Task statement
Every line below that mentions the word "الزامی" should be copied out.

Dataset records

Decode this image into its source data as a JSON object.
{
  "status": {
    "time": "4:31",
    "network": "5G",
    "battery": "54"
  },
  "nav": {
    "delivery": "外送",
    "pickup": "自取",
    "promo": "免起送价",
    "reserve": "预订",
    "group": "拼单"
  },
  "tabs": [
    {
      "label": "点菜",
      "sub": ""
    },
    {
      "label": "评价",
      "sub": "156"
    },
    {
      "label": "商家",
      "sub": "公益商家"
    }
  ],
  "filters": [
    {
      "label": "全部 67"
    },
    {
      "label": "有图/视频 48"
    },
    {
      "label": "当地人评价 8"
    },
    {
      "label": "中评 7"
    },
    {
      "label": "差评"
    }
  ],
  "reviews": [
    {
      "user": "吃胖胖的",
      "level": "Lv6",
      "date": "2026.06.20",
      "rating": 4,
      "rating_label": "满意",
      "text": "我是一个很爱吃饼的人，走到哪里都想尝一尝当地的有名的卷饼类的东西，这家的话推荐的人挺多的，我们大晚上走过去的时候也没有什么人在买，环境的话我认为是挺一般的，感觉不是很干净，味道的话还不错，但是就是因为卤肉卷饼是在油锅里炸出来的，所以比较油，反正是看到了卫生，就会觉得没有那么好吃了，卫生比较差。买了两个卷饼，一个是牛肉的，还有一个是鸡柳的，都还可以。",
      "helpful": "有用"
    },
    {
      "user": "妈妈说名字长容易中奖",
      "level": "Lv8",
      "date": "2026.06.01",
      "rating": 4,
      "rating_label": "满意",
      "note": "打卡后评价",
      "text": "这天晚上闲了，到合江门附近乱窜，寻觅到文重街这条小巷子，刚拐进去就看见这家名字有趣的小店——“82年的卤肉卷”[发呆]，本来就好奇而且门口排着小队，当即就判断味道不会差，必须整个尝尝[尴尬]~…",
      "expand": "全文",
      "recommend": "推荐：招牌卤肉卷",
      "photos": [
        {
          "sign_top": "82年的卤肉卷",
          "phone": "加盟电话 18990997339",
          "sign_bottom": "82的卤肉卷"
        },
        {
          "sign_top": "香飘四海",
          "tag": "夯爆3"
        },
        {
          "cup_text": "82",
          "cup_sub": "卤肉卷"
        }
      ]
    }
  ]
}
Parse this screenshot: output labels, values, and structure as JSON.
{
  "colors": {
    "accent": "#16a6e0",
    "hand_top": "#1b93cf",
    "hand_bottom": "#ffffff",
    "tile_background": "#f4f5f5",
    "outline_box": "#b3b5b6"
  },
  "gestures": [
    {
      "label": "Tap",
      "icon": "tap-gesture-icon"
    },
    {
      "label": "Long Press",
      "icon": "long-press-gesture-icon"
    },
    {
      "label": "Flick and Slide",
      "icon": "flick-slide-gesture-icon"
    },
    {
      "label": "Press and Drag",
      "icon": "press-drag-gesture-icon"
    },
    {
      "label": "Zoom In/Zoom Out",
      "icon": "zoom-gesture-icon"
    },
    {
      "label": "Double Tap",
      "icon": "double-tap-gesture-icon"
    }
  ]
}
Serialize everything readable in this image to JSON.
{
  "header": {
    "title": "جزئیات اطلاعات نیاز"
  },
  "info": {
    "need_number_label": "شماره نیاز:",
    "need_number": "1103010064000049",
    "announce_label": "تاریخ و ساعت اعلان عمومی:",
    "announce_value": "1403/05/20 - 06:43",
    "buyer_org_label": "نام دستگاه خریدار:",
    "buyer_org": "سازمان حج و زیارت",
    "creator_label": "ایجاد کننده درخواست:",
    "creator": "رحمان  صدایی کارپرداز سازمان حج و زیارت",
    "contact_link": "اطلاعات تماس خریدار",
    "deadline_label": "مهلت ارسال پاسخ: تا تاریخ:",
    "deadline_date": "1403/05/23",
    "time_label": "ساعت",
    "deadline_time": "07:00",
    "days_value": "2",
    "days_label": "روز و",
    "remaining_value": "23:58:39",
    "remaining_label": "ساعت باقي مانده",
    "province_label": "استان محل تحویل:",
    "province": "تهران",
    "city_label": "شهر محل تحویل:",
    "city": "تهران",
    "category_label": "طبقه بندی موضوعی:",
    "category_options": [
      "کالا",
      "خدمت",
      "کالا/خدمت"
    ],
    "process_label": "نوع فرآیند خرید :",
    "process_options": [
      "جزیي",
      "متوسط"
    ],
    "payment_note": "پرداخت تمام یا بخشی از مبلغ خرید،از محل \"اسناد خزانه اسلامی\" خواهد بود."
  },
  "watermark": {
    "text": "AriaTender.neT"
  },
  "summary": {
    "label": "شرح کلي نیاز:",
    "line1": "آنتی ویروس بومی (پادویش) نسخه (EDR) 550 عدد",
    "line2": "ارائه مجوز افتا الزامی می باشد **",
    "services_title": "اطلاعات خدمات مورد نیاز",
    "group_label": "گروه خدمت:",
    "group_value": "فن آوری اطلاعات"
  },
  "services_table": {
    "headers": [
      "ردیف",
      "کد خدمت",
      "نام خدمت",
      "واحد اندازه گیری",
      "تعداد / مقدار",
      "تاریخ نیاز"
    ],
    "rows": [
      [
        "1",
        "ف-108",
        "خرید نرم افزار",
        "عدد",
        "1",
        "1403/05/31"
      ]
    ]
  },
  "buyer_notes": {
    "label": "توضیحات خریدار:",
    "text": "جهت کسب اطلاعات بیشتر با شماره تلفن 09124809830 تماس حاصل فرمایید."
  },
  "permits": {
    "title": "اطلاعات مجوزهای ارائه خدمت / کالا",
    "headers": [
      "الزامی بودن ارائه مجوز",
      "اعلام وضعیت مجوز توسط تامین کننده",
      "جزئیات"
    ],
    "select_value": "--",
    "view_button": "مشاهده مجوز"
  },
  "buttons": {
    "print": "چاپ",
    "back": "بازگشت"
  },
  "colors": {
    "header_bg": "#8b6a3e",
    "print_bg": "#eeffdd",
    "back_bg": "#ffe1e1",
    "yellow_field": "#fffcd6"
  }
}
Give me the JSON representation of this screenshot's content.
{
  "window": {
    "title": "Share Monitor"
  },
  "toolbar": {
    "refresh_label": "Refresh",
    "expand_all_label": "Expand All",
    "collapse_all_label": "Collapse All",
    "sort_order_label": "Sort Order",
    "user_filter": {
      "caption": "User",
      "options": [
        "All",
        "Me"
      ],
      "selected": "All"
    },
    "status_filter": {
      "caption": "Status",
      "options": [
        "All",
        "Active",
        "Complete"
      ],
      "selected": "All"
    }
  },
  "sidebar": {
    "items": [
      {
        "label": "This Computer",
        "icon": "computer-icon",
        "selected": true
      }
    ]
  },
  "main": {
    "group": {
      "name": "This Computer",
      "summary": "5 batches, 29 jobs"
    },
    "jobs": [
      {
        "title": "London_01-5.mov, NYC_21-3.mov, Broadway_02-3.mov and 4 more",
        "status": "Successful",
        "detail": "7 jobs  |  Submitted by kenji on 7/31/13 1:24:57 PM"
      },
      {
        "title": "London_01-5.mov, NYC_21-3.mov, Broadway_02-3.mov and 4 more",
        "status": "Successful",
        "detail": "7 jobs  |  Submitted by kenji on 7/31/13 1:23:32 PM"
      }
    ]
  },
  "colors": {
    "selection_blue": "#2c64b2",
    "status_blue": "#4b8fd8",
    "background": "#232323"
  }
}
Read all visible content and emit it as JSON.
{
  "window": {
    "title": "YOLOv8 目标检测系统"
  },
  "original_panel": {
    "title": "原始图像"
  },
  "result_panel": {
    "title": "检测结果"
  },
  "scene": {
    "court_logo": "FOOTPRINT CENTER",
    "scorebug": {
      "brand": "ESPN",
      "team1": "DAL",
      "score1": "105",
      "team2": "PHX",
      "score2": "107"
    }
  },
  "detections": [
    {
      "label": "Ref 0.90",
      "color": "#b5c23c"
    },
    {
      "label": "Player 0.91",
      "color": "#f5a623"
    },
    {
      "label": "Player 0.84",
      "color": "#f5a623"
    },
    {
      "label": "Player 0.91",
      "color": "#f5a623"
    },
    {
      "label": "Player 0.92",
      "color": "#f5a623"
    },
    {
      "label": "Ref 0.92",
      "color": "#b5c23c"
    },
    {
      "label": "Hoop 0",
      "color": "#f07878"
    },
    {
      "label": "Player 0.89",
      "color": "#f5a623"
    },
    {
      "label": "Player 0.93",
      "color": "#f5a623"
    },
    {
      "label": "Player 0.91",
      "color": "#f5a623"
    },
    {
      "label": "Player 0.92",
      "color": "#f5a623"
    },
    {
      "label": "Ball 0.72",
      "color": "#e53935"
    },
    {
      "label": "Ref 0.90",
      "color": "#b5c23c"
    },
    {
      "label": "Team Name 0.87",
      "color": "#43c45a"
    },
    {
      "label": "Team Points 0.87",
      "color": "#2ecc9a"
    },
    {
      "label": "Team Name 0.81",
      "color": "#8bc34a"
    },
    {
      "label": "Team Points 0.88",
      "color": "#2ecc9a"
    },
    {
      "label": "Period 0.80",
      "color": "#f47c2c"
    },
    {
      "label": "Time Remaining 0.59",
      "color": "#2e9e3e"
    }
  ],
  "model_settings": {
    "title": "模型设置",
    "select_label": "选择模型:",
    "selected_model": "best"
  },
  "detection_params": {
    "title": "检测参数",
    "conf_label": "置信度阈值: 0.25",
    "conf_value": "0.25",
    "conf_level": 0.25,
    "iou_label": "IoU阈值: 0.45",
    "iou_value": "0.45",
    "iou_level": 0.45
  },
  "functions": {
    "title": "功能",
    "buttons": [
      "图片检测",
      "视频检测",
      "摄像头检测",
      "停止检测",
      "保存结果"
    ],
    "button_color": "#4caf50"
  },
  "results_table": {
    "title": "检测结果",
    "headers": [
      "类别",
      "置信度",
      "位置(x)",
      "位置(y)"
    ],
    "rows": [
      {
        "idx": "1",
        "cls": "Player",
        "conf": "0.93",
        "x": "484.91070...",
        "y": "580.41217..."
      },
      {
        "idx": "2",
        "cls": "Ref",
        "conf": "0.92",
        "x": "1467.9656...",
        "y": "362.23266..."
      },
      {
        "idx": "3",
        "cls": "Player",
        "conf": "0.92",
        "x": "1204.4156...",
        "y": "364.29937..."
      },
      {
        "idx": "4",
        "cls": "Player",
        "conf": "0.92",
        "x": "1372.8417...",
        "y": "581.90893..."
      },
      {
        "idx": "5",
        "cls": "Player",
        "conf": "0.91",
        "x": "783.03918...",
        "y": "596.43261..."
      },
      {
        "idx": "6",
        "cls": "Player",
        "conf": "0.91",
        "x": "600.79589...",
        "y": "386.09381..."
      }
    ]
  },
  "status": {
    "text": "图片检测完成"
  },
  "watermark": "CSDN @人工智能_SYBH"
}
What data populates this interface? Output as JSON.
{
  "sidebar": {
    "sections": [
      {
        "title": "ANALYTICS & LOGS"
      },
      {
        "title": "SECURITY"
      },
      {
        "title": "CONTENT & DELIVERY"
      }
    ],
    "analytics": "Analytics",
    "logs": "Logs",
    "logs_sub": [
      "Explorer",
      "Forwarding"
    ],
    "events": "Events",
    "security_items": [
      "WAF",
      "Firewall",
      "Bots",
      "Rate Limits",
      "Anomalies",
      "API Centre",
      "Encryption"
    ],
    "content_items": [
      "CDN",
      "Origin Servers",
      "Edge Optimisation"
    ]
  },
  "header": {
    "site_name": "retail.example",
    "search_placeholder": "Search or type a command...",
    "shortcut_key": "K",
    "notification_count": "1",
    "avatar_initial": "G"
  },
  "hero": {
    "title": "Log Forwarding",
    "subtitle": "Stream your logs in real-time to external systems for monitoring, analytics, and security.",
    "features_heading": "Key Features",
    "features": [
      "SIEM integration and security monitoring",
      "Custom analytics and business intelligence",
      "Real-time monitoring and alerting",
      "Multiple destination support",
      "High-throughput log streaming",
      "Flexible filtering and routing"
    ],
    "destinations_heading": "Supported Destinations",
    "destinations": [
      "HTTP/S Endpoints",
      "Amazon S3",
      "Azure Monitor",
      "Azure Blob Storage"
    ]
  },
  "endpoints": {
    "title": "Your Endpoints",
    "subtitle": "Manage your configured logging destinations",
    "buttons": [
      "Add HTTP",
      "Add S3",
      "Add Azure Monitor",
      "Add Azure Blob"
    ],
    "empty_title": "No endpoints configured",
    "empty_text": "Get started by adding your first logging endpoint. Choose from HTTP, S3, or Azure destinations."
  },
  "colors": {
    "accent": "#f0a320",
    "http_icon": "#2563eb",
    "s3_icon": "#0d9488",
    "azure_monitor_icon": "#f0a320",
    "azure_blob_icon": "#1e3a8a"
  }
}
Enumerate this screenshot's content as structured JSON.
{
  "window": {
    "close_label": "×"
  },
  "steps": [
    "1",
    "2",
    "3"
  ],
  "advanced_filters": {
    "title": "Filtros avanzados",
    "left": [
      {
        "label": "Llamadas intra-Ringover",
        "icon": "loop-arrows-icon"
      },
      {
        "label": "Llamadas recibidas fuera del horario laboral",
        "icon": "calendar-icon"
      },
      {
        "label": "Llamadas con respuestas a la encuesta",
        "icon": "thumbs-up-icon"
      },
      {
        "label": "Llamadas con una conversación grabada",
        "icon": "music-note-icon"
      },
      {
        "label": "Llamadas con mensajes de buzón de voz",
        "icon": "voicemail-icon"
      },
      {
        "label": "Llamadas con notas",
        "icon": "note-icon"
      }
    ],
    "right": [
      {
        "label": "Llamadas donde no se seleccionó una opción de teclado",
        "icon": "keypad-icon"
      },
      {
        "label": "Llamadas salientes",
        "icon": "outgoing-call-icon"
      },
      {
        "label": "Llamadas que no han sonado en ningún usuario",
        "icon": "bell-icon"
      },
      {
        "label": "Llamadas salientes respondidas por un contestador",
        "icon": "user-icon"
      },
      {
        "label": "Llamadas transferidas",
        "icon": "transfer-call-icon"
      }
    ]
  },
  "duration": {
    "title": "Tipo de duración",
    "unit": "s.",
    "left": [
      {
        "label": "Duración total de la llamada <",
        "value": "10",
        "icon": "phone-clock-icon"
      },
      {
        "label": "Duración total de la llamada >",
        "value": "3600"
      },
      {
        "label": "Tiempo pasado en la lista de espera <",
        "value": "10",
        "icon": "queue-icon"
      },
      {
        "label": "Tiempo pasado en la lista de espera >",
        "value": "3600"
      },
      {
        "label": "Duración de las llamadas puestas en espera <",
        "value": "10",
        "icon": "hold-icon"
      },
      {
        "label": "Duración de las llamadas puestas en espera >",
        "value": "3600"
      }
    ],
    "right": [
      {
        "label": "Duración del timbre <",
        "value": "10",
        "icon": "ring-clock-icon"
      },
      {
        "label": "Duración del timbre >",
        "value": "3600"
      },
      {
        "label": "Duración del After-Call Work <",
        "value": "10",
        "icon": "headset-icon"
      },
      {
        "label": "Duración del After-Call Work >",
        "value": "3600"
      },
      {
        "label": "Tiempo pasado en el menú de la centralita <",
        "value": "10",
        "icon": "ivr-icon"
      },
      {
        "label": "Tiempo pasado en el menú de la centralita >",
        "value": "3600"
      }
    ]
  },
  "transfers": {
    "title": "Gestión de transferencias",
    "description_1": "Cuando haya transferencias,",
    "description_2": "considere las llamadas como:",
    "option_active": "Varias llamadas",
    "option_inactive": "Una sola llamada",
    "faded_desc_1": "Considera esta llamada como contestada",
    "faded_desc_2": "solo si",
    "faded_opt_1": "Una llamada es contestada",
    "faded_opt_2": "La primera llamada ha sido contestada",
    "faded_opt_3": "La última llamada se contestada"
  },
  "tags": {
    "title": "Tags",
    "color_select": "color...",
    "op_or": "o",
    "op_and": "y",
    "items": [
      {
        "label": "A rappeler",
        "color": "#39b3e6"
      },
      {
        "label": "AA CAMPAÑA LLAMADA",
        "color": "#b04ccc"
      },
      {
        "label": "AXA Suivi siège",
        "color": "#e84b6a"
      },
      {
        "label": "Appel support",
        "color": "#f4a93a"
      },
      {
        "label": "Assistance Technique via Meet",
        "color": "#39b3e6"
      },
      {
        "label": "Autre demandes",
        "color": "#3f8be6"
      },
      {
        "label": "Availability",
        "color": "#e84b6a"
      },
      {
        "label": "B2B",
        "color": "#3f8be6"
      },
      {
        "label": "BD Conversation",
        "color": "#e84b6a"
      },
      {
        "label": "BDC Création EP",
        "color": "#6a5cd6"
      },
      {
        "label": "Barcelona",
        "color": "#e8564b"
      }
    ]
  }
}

Task result
    "line2": "ارائه مجوز افتا الزامی می باشد **",
      "الزامی بودن ارائه مجوز",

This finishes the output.